(Region annotation records)
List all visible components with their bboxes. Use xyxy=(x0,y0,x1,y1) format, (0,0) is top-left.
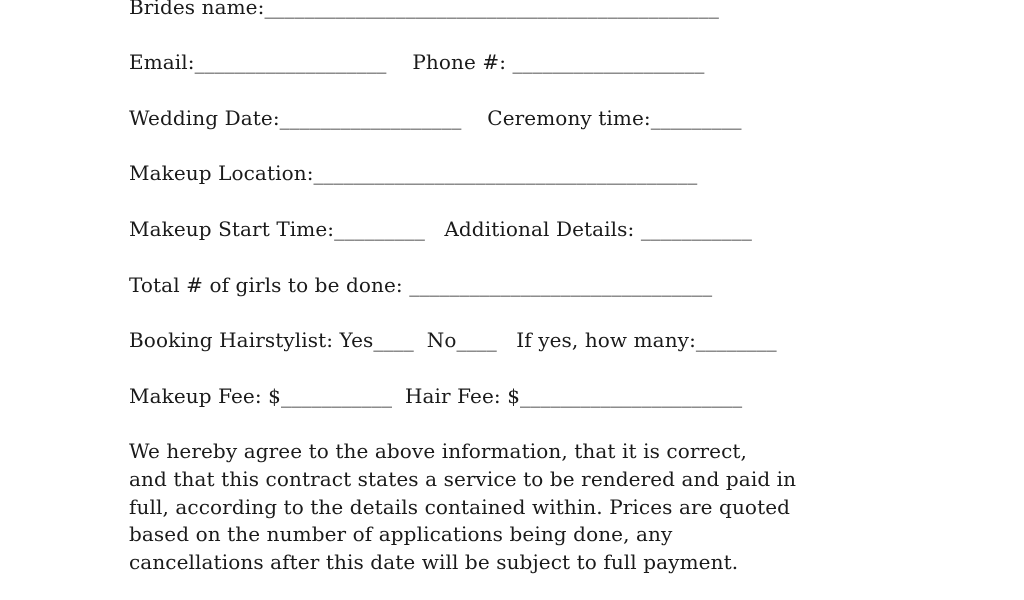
wedding-date-ceremony-time-fields[interactable]: Wedding Date:__________________ Ceremony time:_________ xyxy=(129,106,742,130)
agreement-line: cancellations after this date will be subject to full payment. xyxy=(129,550,739,575)
total-girls-field[interactable]: Total # of girls to be done: ______________________________ xyxy=(129,273,713,297)
booking-hairstylist-field[interactable]: Booking Hairstylist: Yes____ No____ If yes, how many:________ xyxy=(129,328,777,352)
agreement-line: full, according to the details contained within. Prices are quoted xyxy=(129,494,791,519)
makeup-start-additional-details-fields[interactable]: Makeup Start Time:_________ Additional Details: ___________ xyxy=(129,217,752,241)
agreement-line: based on the number of applications being done, any xyxy=(129,522,673,547)
agreement-paragraph xyxy=(129,438,869,577)
agreement-line: and that this contract states a service to be rendered and paid in xyxy=(129,466,797,491)
email-phone-fields[interactable]: Email:___________________ Phone #: ___________________ xyxy=(129,50,705,74)
fees-fields[interactable]: Makeup Fee: $___________ Hair Fee: $______________________ xyxy=(129,384,743,408)
makeup-location-field[interactable]: Makeup Location:______________________________________ xyxy=(129,161,698,185)
brides-name-field[interactable]: Brides name:_____________________________________________ xyxy=(129,0,719,19)
agreement-line: We hereby agree to the above information, that it is correct, xyxy=(129,439,747,463)
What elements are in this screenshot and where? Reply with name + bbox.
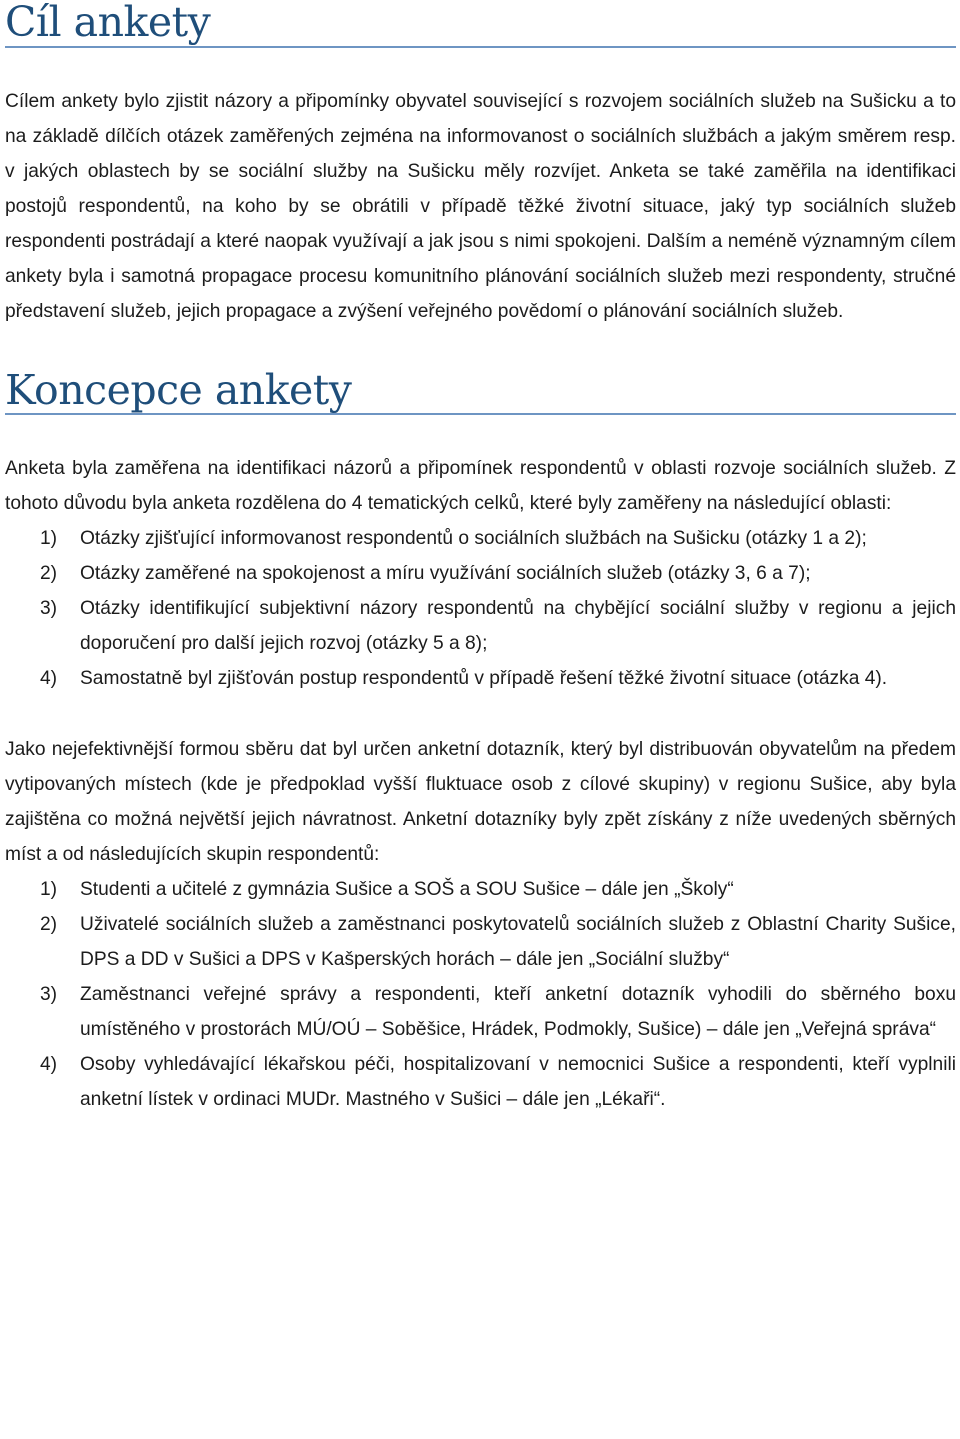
- data-collection-paragraph: Jako nejefektivnější formou sběru dat byl určen anketní dotazník, který byl distribuován obyvatelům na předem vytipovaných místech (kde je předpoklad vyšší fluktuace osob z cílové skupiny) v regionu Sušice, aby byla zajištěna co možná největší jejich návratnost. Anketní dotazníky byly zpět získány z níže uvedených sběrných míst a od následujících skupin respondentů:: [5, 739, 956, 865]
- list-item: 4) Osoby vyhledávající lékařskou péči, hospitalizovaní v nemocnici Sušice a respondenti, kteří vyplnili anketní lístek v ordinaci MUDr. Mastného v Sušici – dále jen „Lékaři“.: [40, 1054, 956, 1110]
- thematic-areas-list: [5, 521, 956, 696]
- goal-paragraph: Cílem ankety bylo zjistit názory a připomínky obyvatel související s rozvojem sociálních služeb na Sušicku a to na základě dílčích otázek zaměřených zejména na informovanost o sociálních službách a jakým směrem resp. v jakých oblastech by se sociální služby na Sušicku měly rozvíjet. Anketa se také zaměřila na identifikaci postojů respondentů, na koho by se obrátili v případě těžké životní situace, jaký typ sociálních služeb respondenti postrádají a které naopak využívají a jak jsou s nimi spokojeni. Dalším a neméně významným cílem ankety byla i samotná propagace procesu komunitního plánování sociálních služeb mezi respondenty, stručné představení služeb, jejich propagace a zvýšení veřejného povědomí o plánování sociálních služeb.: [5, 91, 956, 322]
- list-item: 2) Otázky zaměřené na spokojenost a míru využívání sociálních služeb (otázky 3, 6 a 7);: [40, 563, 811, 584]
- list-item: 1) Otázky zjišťující informovanost respondentů o sociálních službách na Sušicku (otázky 1 a 2);: [40, 528, 867, 549]
- list-item: 3) Otázky identifikující subjektivní názory respondentů na chybějící sociální služby v regionu a jejich doporučení pro další jejich rozvoj (otázky 5 a 8);: [40, 598, 956, 654]
- concept-intro-paragraph: Anketa byla zaměřena na identifikaci názorů a připomínek respondentů v oblasti rozvoje sociálních služeb. Z tohoto důvodu byla anketa rozdělena do 4 tematických celků, které byly zaměřeny na následující oblasti:: [5, 458, 956, 514]
- heading-underline: [5, 46, 956, 48]
- respondent-groups-list: [5, 872, 956, 1117]
- spacer: [5, 329, 956, 365]
- list-item: 1) Studenti a učitelé z gymnázia Sušice a SOŠ a SOU Sušice – dále jen „Školy“: [40, 879, 734, 900]
- section-heading-cil-ankety: Cíl ankety: [5, 0, 211, 46]
- list-item: 2) Uživatelé sociálních služeb a zaměstnanci poskytovatelů sociálních služeb z Oblastní Charity Sušice, DPS a DD v Sušici a DPS v Kašperských horách – dále jen „Sociální služby“: [40, 914, 956, 970]
- list-item: 3) Zaměstnanci veřejné správy a respondenti, kteří anketní dotazník vyhodili do sběrného boxu umístěného v prostorách MÚ/OÚ – Soběšice, Hrádek, Podmokly, Sušice) – dále jen „Veřejná správa“: [40, 984, 956, 1040]
- list-item: 4) Samostatně byl zjišťován postup respondentů v případě řešení těžké životní situace (otázka 4).: [40, 668, 888, 689]
- section-heading-koncepce-ankety: Koncepce ankety: [5, 366, 352, 414]
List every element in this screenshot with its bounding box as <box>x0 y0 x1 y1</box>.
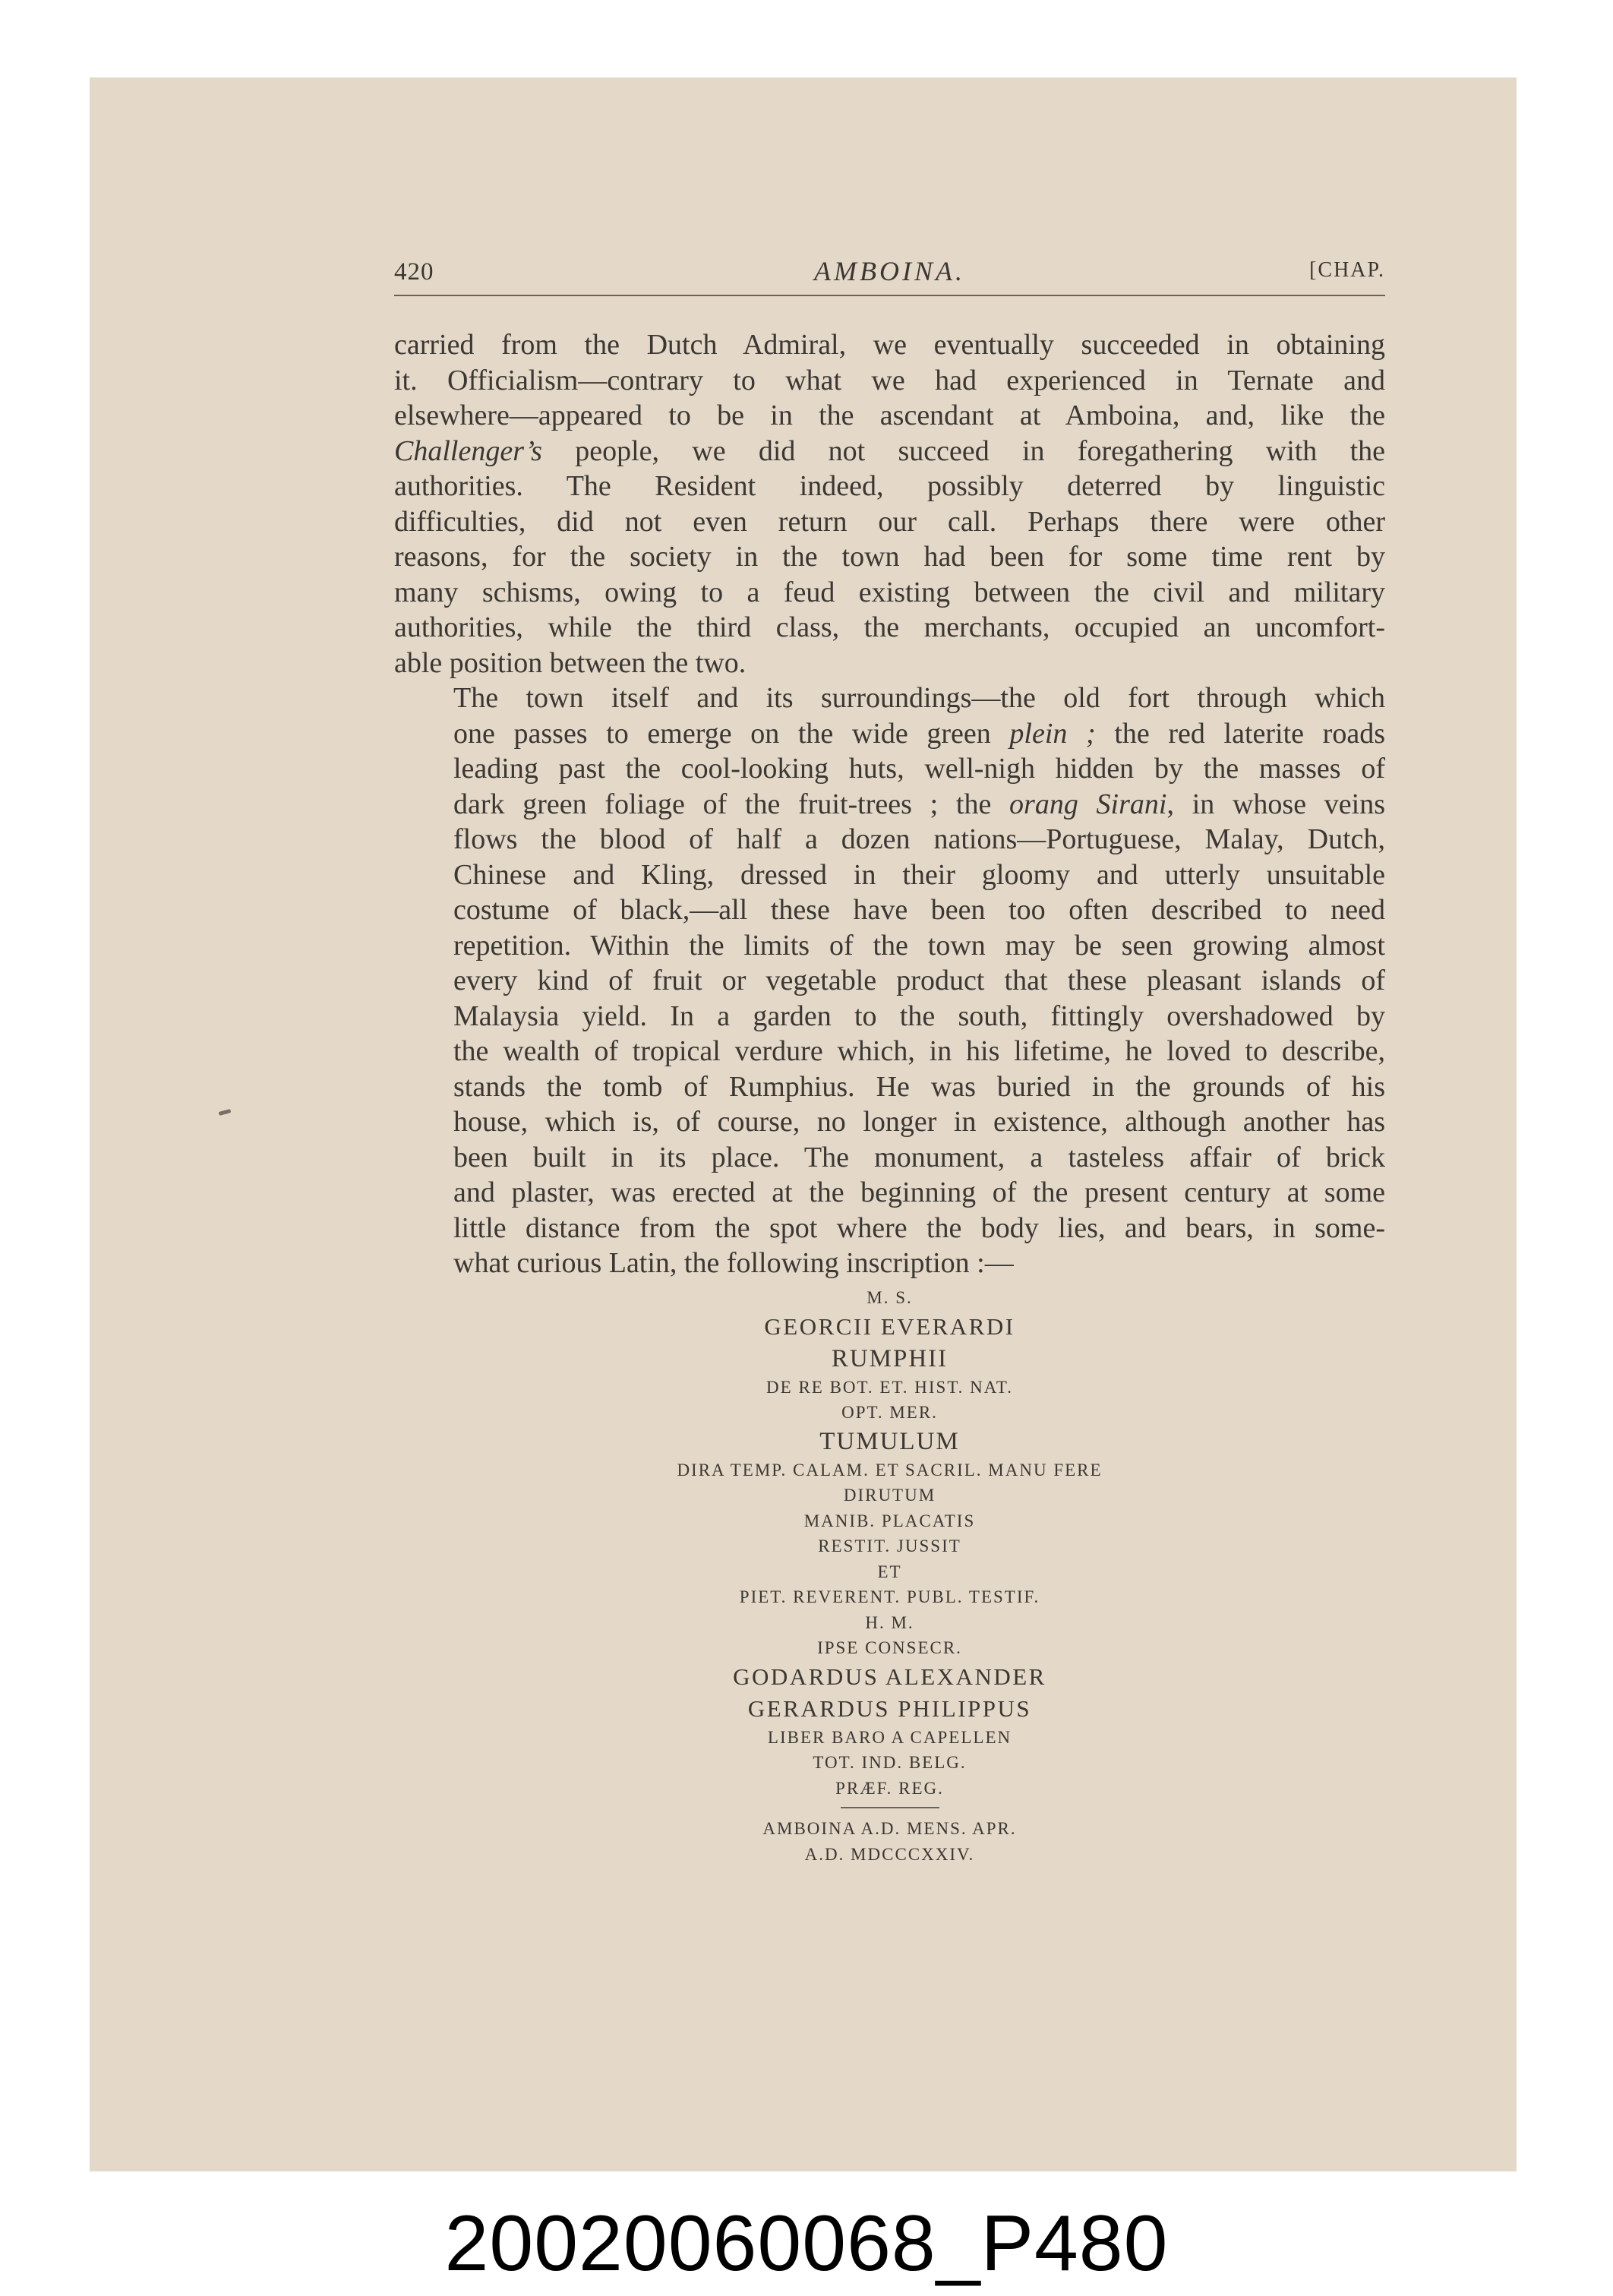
text-line: dark green foliage of the fruit-trees ; the orang Sirani, in whose veins <box>453 788 1385 820</box>
text-line: reasons, for the society in the town had been for some time rent by <box>394 541 1385 573</box>
inscription-line: TUMULUM <box>819 1427 960 1455</box>
running-header <box>394 258 1385 296</box>
text-line: what curious Latin, the following inscription :— <box>453 1247 1014 1279</box>
tomb-inscription <box>394 1285 1385 1867</box>
paragraph <box>394 327 1385 681</box>
inscription-line: H. M. <box>865 1612 914 1632</box>
text-line: flows the blood of half a dozen nations—Portuguese, Malay, Dutch, <box>453 823 1385 855</box>
text-line: able position between the two. <box>394 646 747 679</box>
inscription-line: MANIB. PLACATIS <box>803 1511 976 1530</box>
inscription-line: LIBER BARO A CAPELLEN <box>767 1727 1012 1747</box>
text-line: leading past the cool-looking huts, well-nigh hidden by the masses of <box>453 753 1385 785</box>
inscription-line: M. S. <box>866 1288 913 1307</box>
inscription-line: ET <box>877 1562 902 1581</box>
text-line: every kind of fruit or vegetable product that these pleasant islands of <box>453 965 1385 996</box>
inscription-date <box>394 1816 1385 1867</box>
text-line: many schisms, owing to a feud existing between the civil and military <box>394 576 1385 608</box>
text-line: and plaster, was erected at the beginning of the present century at some <box>453 1176 1385 1208</box>
text-line: carried from the Dutch Admiral, we eventually succeeded in obtaining <box>394 329 1385 361</box>
text-line: Challenger’s people, we did not succeed in foregathering with the <box>394 434 1385 467</box>
inscription-line: RUMPHII <box>831 1344 949 1372</box>
text-line: Chinese and Kling, dressed in their gloomy and utterly unsuitable <box>453 858 1385 891</box>
text-line: stands the tomb of Rumphius. He was buried in the grounds of his <box>453 1070 1385 1103</box>
text-line: difficulties, did not even return our call. Perhaps there were other <box>394 505 1385 538</box>
body-text <box>394 327 1385 1281</box>
inscription-line: GEORCII EVERARDI <box>764 1312 1015 1340</box>
text-line: elsewhere—appeared to be in the ascendant at Amboina, and, like the <box>394 400 1385 431</box>
inscription-line: DE RE BOT. ET. HIST. NAT. <box>766 1377 1013 1397</box>
text-line: The town itself and its surroundings—the old fort through which <box>453 682 1385 714</box>
text-line: the wealth of tropical verdure which, in his lifetime, he loved to describe, <box>453 1035 1385 1067</box>
text-line: it. Officialism—contrary to what we had experienced in Ternate and <box>394 364 1385 396</box>
inscription-line: DIRA TEMP. CALAM. ET SACRIL. MANU FERE <box>677 1460 1103 1480</box>
inscription-line: OPT. MER. <box>841 1403 938 1422</box>
inscription-line: PIET. REVERENT. PUBL. TESTIF. <box>739 1587 1040 1606</box>
inscription-date-line: AMBOINA A.D. MENS. APR. <box>762 1819 1017 1838</box>
inscription-line: PRÆF. REG. <box>835 1778 944 1798</box>
inscription-date-line: A.D. MDCCCXXIV. <box>804 1844 975 1864</box>
inscription-line: IPSE CONSECR. <box>817 1638 962 1657</box>
inscription-line: DIRUTUM <box>843 1486 936 1505</box>
paragraph <box>394 681 1385 1281</box>
chapter-mark: [CHAP. <box>1309 258 1385 282</box>
inscription-line: TOT. IND. BELG. <box>813 1753 967 1772</box>
page-number: 420 <box>394 258 434 286</box>
text-line: authorities. The Resident indeed, possibly deterred by linguistic <box>394 470 1385 502</box>
inscription-line: RESTIT. JUSSIT <box>818 1536 961 1555</box>
inscription-line: GERARDUS PHILIPPUS <box>747 1694 1032 1722</box>
inscription-rule <box>841 1807 939 1808</box>
text-line: repetition. Within the limits of the town may be seen growing almost <box>453 929 1385 962</box>
text-line: authorities, while the third class, the merchants, occupied an uncomfort- <box>394 611 1385 643</box>
text-line: costume of black,—all these have been too often described to need <box>453 894 1385 926</box>
text-line: house, which is, of course, no longer in existence, although another has <box>453 1106 1385 1138</box>
image-code: 20020060068_P480 <box>444 2200 1169 2288</box>
text-line: one passes to emerge on the wide green plein ; the red laterite roads <box>453 717 1385 750</box>
text-line: Malaysia yield. In a garden to the south, fittingly overshadowed by <box>453 1000 1385 1032</box>
text-line: little distance from the spot where the body lies, and bears, in some- <box>453 1211 1385 1244</box>
running-title: AMBOINA. <box>814 256 965 286</box>
text-line: been built in its place. The monument, a tasteless affair of brick <box>453 1141 1385 1173</box>
inscription-line: GODARDUS ALEXANDER <box>733 1663 1046 1690</box>
inscription-lines <box>394 1285 1385 1801</box>
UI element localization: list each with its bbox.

§ **Exercise instructions**: Copy the rows starting at the line containing "- data-collection-paragraph: Jako" and ending at the line containing "- thematic-areas-list: [5, 521, 956, 696]", with both of those lines included and every character unchanged.

§ **Exercise solution**:
- data-collection-paragraph: Jako nejefektivnější formou sběru dat byl určen anketní dotazník, který byl distribuován obyvatelům na předem vytipovaných místech (kde je předpoklad vyšší fluktuace osob z cílové skupiny) v regionu Sušice, aby byla zajištěna co možná největší jejich návratnost. Anketní dotazníky byly zpět získány z níže uvedených sběrných míst a od následujících skupin respondentů:: [5, 739, 956, 865]
- list-item: 4) Osoby vyhledávající lékařskou péči, hospitalizovaní v nemocnici Sušice a respondenti, kteří vyplnili anketní lístek v ordinaci MUDr. Mastného v Sušici – dále jen „Lékaři“.: [40, 1054, 956, 1110]
- thematic-areas-list: [5, 521, 956, 696]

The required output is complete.